◆ WHAT TO DO
Every entry in the data is to be written out exactly; no picture belongs in the copy.

◆ AVAILABLE DATA
[Start of section]

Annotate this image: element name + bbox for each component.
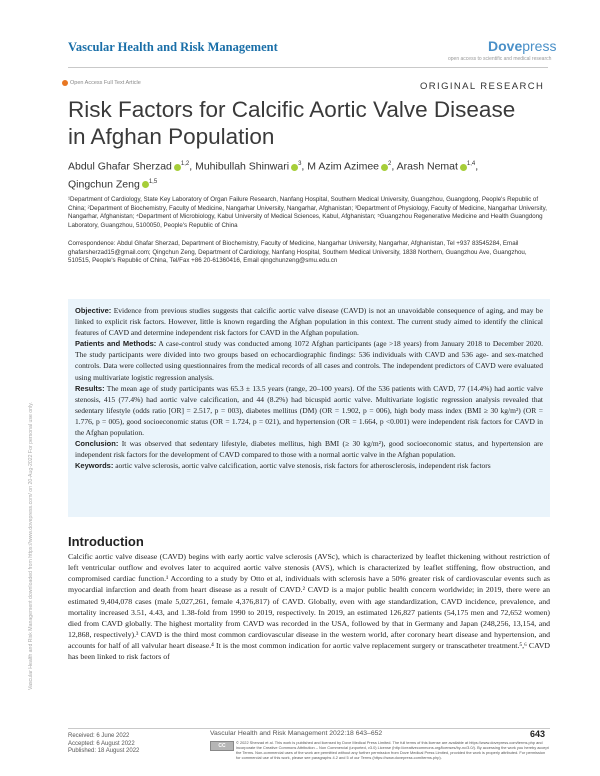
footer-divider (68, 728, 550, 729)
abstract-box (68, 299, 550, 517)
abstract-conclusion: Conclusion: It was observed that sedentary lifestyle, diabetes mellitus, high BMI (≥ 30 kg/m²), good socioeconomic status, and hypertension are independent risk factors for the development of CAVD compared to those with a normal aortic valve in the Afghan population. (75, 439, 544, 460)
page-number: 643 (530, 729, 546, 739)
abstract-text (75, 305, 543, 471)
article-title: Risk Factors for Calcific Aortic Valve Disease in Afghan Population (68, 97, 516, 149)
open-access-icon (62, 80, 68, 86)
download-note: Vascular Health and Risk Management downloaded from https://www.dovepress.com/ on 20-Aug-2022 For personal use only. (28, 402, 34, 690)
affiliations: ¹Department of Cardiology, State Key Laboratory of Organ Failure Research, Nanfang Hospital, Southern Medical University, Guangzhou, Guangdong, People's Republic of China; ²Department of Biochemistry, Faculty of Medicine, Nangarhar University, Nangarhar, Afghanistan; ³Department of Physiology, Faculty of Medicine, Nangarhar University, Nangarhar, Afghanistan; ⁴Department of Microbiology, Kabul University of Medical Sciences, Kabul, Afghanistan; ⁵Guangzhou Regenerative Medicine and Health Guangdong Laboratory, Guangzhou, 5100050, People's Republic of China (68, 196, 547, 229)
orcid-icon[interactable] (174, 164, 181, 171)
article-type: ORIGINAL RESEARCH (420, 81, 545, 92)
cc-license-icon[interactable]: CC (210, 741, 234, 751)
publisher-logo: Dovepress (488, 38, 557, 54)
abstract-results: Results: The mean age of study participants was 65.3 ± 13.5 years (range, 20–100 years). Of the 536 patients with CAVD, 77 (14.4%) had aortic valve stenosis, 415 (77.4%) had aortic valve calcification, and 44 (8.2%) had bicuspid aortic valve. Multivariate logistic regression analysis revealed that sedentary lifestyle (odds ratio [OR] = 2.517, p = 003), diabetes mellitus (DM) (OR = 1.902, p = 006), high body mass index (BMI ≥ 30 kg/m²) (OR = 1.776, p = 005), good socioeconomic status (OR = 1.724, p = 021), and hypertension (OR = 1.664, p <0.001) were independent risk factors for CAVD in the Afghan population. (75, 383, 543, 438)
author-name[interactable]: Qingchun Zeng (68, 178, 140, 190)
orcid-icon[interactable] (142, 181, 149, 188)
header-divider (68, 67, 548, 68)
abstract-methods: Patients and Methods: A case-control study was conducted among 1072 Afghan participants (age >18 years) from January 2018 to December 2020. The study participants were divided into two groups based on echocardiographic findings: 536 individuals with CAVD and 536 age- and sex-matched controls. Data were collected using questionnaires from the medical records of all cases and controls. The independent predictors of CAVD were evaluated using multivariate logistic regression analysis. (75, 339, 543, 382)
license-text: © 2022 Sherzad et al. This work is published and licensed by Dove Medical Press Limited. The full terms of this license are available at https://www.dovepress.com/terms.php and incorporate the Creative Commons Attribution – Non Commercial (unported, v3.0) License (http://creativecommons.org/licenses/by-nc/3.0/). By accessing the work you hereby accept the Terms. Non-commercial uses of the work are permitted without any further permission from Dove Medical Press Limited, provided the work is properly attributed. For permission for commercial use of this work, please see paragraphs 4.2 and 5 of our Terms (https://www.dovepress.com/terms.php). (236, 740, 549, 761)
publisher-tagline: open access to scientific and medical research (448, 56, 552, 62)
citation[interactable]: Vascular Health and Risk Management 2022:18 643–652 (210, 730, 383, 737)
section-heading: Introduction (68, 534, 144, 549)
journal-name: Vascular Health and Risk Management (68, 40, 278, 54)
orcid-icon[interactable] (460, 164, 467, 171)
correspondence: Correspondence: Abdul Ghafar Sherzad, Department of Biochemistry, Faculty of Medicine, Nangarhar University, Nangarhar, Afghanistan, Tel +937 83545284, Email ghafarsherzad15@gmail.com; Qingchun Zeng, Department of Cardiology, Nanfang Hospital, Southern Medical University, 1838 Northern, Guangzhou Ave, Guangzhou, 510515, People's Republic of China, Tel/Fax +86 20-61360416, Email qingchunzeng@smu.edu.cn (68, 240, 527, 265)
publication-dates: Received: 6 June 2022 Accepted: 6 August 2022 Published: 18 August 2022 (68, 733, 140, 754)
orcid-icon[interactable] (381, 164, 388, 171)
author-list: Abdul Ghafar Sherzad $^{1,2}$, Muhibullah Shinwari $^3$, M Azim Azimee $^2$, Arash Nemat $^{1,4}$, Qingchun Zeng $^{1,5}$ (68, 160, 479, 190)
introduction-paragraph: Calcific aortic valve disease (CAVD) begins with early aortic valve sclerosis (AVSc), which is characterized by leaflet thickening without restriction of left ventricular outflow and evolves later to acquired aortic valve stenosis (AVS), which is characterized by leaflet stiffening, flow obstruction, and compromised cardiac function.¹ According to a study by Otto et al, individuals with sclerosis have a 50% greater risk of cardiovascular events such as myocardial infarction and death from heart disease as a result of CAVD.² CAVD is a major public health concern worldwide; in 2019, there were an estimated 9,404,078 cases (male 5,027,261, female 4,376,817) of CAVD. Globally, even with age standardization, CAVD incidence, prevalence, and mortality increased 3.51, 4.43, and 1.38-fold from 1990 to 2019, respectively. In 2019, an estimated 126,827 patients (54,175 men and 72,652 women) died from CAVD globally. The highest mortality from CAVD was recorded in the USA, followed by that in Germany and Japan (248,256, 13,154, and 12,868, respectively).³ CAVD is the third most common cardiovascular disease in the western world, after coronary heart disease and hypertension, and accounts for half of all valvular heart disease.⁴ It is the most common indication for aortic valve replacement surgery or transcatheter treatment.⁵,⁶ CAVD has been linked to risk factors of (68, 552, 550, 662)
abstract-objective: Objective: Evidence from previous studies suggests that calcific aortic valve disease (CAVD) is not an unavoidable consequence of aging, and may be linked to explicit risk factors. However, little is known regarding the Afghan population in this context. The current study aimed to identify the clinical features of CAVD and determine independent risk factors for CAVD in the Afghan population. (75, 306, 543, 338)
author-name[interactable]: Arash Nemat (396, 160, 458, 173)
orcid-icon[interactable] (291, 164, 298, 171)
author-name[interactable]: Abdul Ghafar Sherzad (68, 160, 172, 173)
abstract-keywords: Keywords: aortic valve sclerosis, aortic valve calcification, aortic valve stenosis, risk factors for atherosclerosis, independent risk factors (75, 461, 491, 471)
open-access-label: Open Access Full Text Article (70, 80, 141, 86)
author-name[interactable]: Muhibullah Shinwari (195, 160, 290, 173)
author-name[interactable]: M Azim Azimee (307, 160, 380, 173)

[End of section]

◆ EXERCISE ANSWER
Annotate this image: element name + bbox for each component.
footer-divider (68, 728, 550, 729)
abstract-box (68, 299, 550, 517)
abstract-conclusion: Conclusion: It was observed that sedentary lifestyle, diabetes mellitus, high BMI (≥ 30 kg/m²), good socioeconomic status, and hypertension are independent risk factors for the development of CAVD compared to those with a normal aortic valve in the Afghan population. (75, 439, 544, 460)
page-number: 643 (530, 729, 546, 739)
abstract-text (75, 305, 543, 471)
article-title: Risk Factors for Calcific Aortic Valve Disease in Afghan Population (68, 97, 516, 149)
open-access-icon (62, 80, 68, 86)
download-note: Vascular Health and Risk Management downloaded from https://www.dovepress.com/ on 20-Aug-2022 For personal use only. (28, 402, 34, 690)
affiliations: ¹Department of Cardiology, State Key Laboratory of Organ Failure Research, Nanfang Hospital, Southern Medical University, Guangzhou, Guangdong, People's Republic of China; ²Department of Biochemistry, Faculty of Medicine, Nangarhar University, Nangarhar, Afghanistan; ³Department of Physiology, Faculty of Medicine, Nangarhar University, Nangarhar, Afghanistan; ⁴Department of Microbiology, Kabul University of Medical Sciences, Kabul, Afghanistan; ⁵Guangzhou Regenerative Medicine and Health Guangdong Laboratory, Guangzhou, 5100050, People's Republic of China (68, 196, 547, 229)
orcid-icon[interactable] (174, 164, 181, 171)
article-type: ORIGINAL RESEARCH (420, 81, 545, 92)
cc-license-icon[interactable]: CC (210, 741, 234, 751)
publisher-logo: Dovepress (488, 38, 557, 54)
abstract-results: Results: The mean age of study participants was 65.3 ± 13.5 years (range, 20–100 years). Of the 536 patients with CAVD, 77 (14.4%) had aortic valve stenosis, 415 (77.4%) had aortic valve calcification, and 44 (8.2%) had bicuspid aortic valve. Multivariate logistic regression analysis revealed that sedentary lifestyle (odds ratio [OR] = 2.517, p = 003), diabetes mellitus (DM) (OR = 1.902, p = 006), high body mass index (BMI ≥ 30 kg/m²) (OR = 1.776, p = 005), good socioeconomic status (OR = 1.724, p = 021), and hypertension (OR = 1.664, p <0.001) were independent risk factors for CAVD in the Afghan population. (75, 383, 543, 438)
author-name[interactable]: Qingchun Zeng (68, 178, 140, 190)
orcid-icon[interactable] (142, 181, 149, 188)
header-divider (68, 67, 548, 68)
abstract-methods: Patients and Methods: A case-control study was conducted among 1072 Afghan participants (age >18 years) from January 2018 to December 2020. The study participants were divided into two groups based on echocardiographic findings: 536 individuals with CAVD and 536 age- and sex-matched controls. Data were collected using questionnaires from the medical records of all cases and controls. The independent predictors of CAVD were evaluated using multivariate logistic regression analysis. (75, 339, 543, 382)
license-text: © 2022 Sherzad et al. This work is published and licensed by Dove Medical Press Limited. The full terms of this license are available at https://www.dovepress.com/terms.php and incorporate the Creative Commons Attribution – Non Commercial (unported, v3.0) License (http://creativecommons.org/licenses/by-nc/3.0/). By accessing the work you hereby accept the Terms. Non-commercial uses of the work are permitted without any further permission from Dove Medical Press Limited, provided the work is properly attributed. For permission for commercial use of this work, please see paragraphs 4.2 and 5 of our Terms (https://www.dovepress.com/terms.php). (236, 740, 549, 761)
publisher-tagline: open access to scientific and medical research (448, 56, 552, 62)
citation[interactable]: Vascular Health and Risk Management 2022:18 643–652 (210, 730, 383, 737)
section-heading: Introduction (68, 534, 144, 549)
journal-name: Vascular Health and Risk Management (68, 40, 278, 54)
orcid-icon[interactable] (460, 164, 467, 171)
correspondence: Correspondence: Abdul Ghafar Sherzad, Department of Biochemistry, Faculty of Medicine, Nangarhar University, Nangarhar, Afghanistan, Tel +937 83545284, Email ghafarsherzad15@gmail.com; Qingchun Zeng, Department of Cardiology, Nanfang Hospital, Southern Medical University, 1838 Northern, Guangzhou Ave, Guangzhou, 510515, People's Republic of China, Tel/Fax +86 20-61360416, Email qingchunzeng@smu.edu.cn (68, 240, 527, 265)
publication-dates: Received: 6 June 2022 Accepted: 6 August 2022 Published: 18 August 2022 (68, 733, 140, 754)
orcid-icon[interactable] (381, 164, 388, 171)
author-list: Abdul Ghafar Sherzad $^{1,2}$, Muhibullah Shinwari $^3$, M Azim Azimee $^2$, Arash Nemat $^{1,4}$, Qingchun Zeng $^{1,5}$ (68, 160, 479, 190)
introduction-paragraph: Calcific aortic valve disease (CAVD) begins with early aortic valve sclerosis (AVSc), which is characterized by leaflet thickening without restriction of left ventricular outflow and evolves later to acquired aortic valve stenosis (AVS), which is characterized by leaflet stiffening, flow obstruction, and compromised cardiac function.¹ According to a study by Otto et al, individuals with sclerosis have a 50% greater risk of cardiovascular events such as myocardial infarction and death from heart disease as a result of CAVD.² CAVD is a major public health concern worldwide; in 2019, there were an estimated 9,404,078 cases (male 5,027,261, female 4,376,817) of CAVD. Globally, even with age standardization, CAVD incidence, prevalence, and mortality increased 3.51, 4.43, and 1.38-fold from 1990 to 2019, respectively. In 2019, an estimated 126,827 patients (54,175 men and 72,652 women) died from CAVD globally. The highest mortality from CAVD was recorded in the USA, followed by that in Germany and Japan (248,256, 13,154, and 12,868, respectively).³ CAVD is the third most common cardiovascular disease in the western world, after coronary heart disease and hypertension, and accounts for half of all valvular heart disease.⁴ It is the most common indication for aortic valve replacement surgery or transcatheter treatment.⁵,⁶ CAVD has been linked to risk factors of (68, 552, 550, 662)
abstract-objective: Objective: Evidence from previous studies suggests that calcific aortic valve disease (CAVD) is not an unavoidable consequence of aging, and may be linked to explicit risk factors. However, little is known regarding the Afghan population in this context. The current study aimed to identify the clinical features of CAVD and determine independent risk factors for CAVD in the Afghan population. (75, 306, 543, 338)
author-name[interactable]: Arash Nemat (396, 160, 458, 173)
orcid-icon[interactable] (291, 164, 298, 171)
author-name[interactable]: Abdul Ghafar Sherzad (68, 160, 172, 173)
abstract-keywords: Keywords: aortic valve sclerosis, aortic valve calcification, aortic valve stenosis, risk factors for atherosclerosis, independent risk factors (75, 461, 491, 471)
open-access-label: Open Access Full Text Article (70, 80, 141, 86)
author-name[interactable]: Muhibullah Shinwari (195, 160, 290, 173)
author-name[interactable]: M Azim Azimee (307, 160, 380, 173)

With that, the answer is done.